**Do this**: Swap "register-label" for "register-tag" in the records starting at the line with "pick out 21" and ending at the line with "630, 294, 670)", changing nothing else. Give back only those lines, and leave the pictures out.

**Task input**:
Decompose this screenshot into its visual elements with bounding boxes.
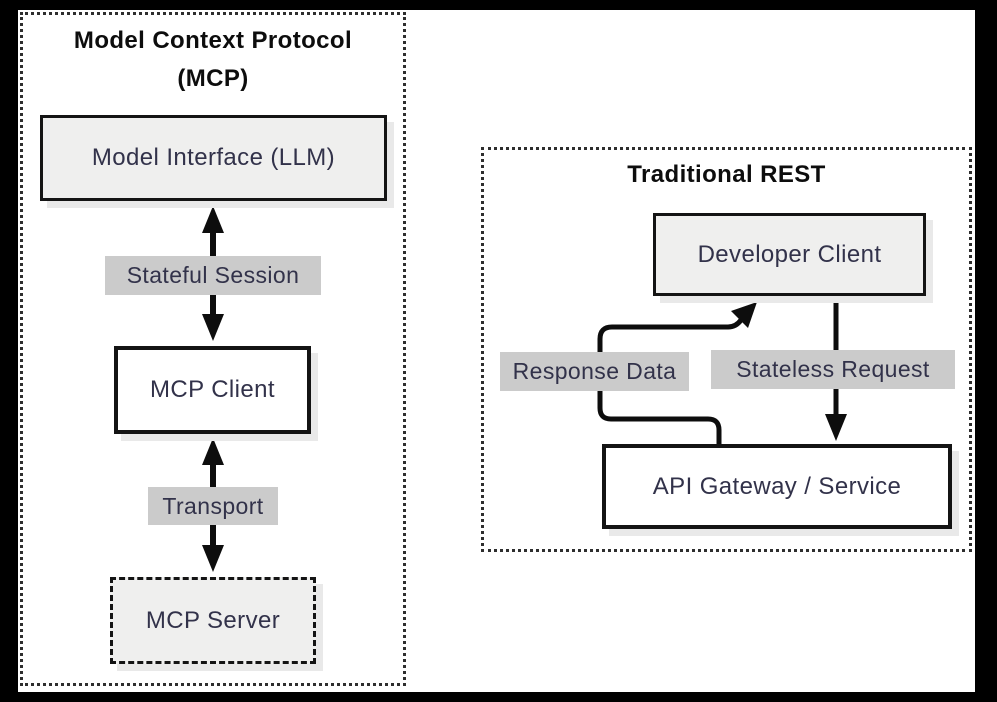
==
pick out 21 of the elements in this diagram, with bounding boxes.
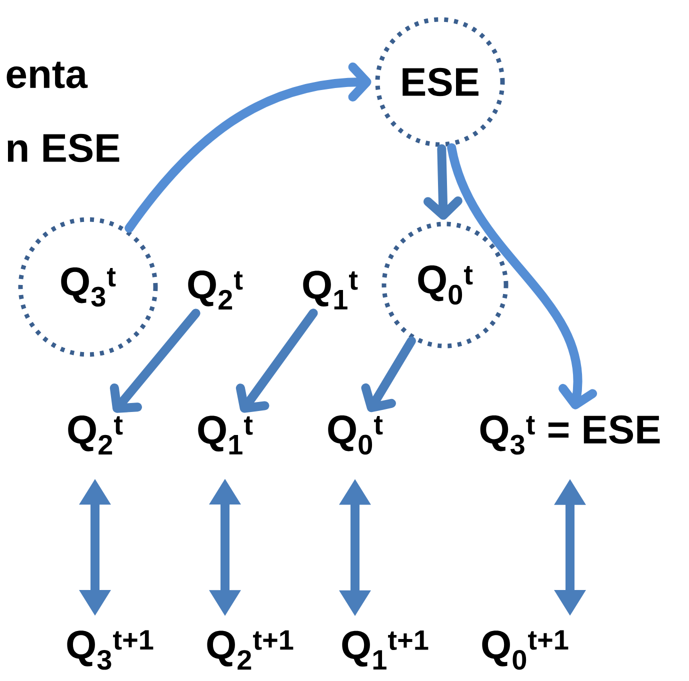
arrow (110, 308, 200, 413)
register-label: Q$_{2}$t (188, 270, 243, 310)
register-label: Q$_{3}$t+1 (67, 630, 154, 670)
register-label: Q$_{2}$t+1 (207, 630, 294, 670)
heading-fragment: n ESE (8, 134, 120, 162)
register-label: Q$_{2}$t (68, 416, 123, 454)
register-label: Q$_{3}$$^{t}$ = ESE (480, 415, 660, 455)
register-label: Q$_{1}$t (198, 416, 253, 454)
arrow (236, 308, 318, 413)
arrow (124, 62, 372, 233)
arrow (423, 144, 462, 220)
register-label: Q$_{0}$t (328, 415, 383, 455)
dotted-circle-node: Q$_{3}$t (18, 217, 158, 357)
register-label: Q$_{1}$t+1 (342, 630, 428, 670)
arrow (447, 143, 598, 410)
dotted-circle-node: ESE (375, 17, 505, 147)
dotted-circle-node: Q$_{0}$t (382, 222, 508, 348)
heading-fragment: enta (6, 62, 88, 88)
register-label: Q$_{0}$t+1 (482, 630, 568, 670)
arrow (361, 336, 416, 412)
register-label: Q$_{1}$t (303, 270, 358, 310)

**Task solution**:
pick out 21 of the elements in this diagram, with bounding boxes.
arrow (110, 308, 200, 413)
register-tag: Q$_{2}$t (188, 270, 243, 310)
register-tag: Q$_{3}$t+1 (67, 630, 154, 670)
register-tag: Q$_{2}$t+1 (207, 630, 294, 670)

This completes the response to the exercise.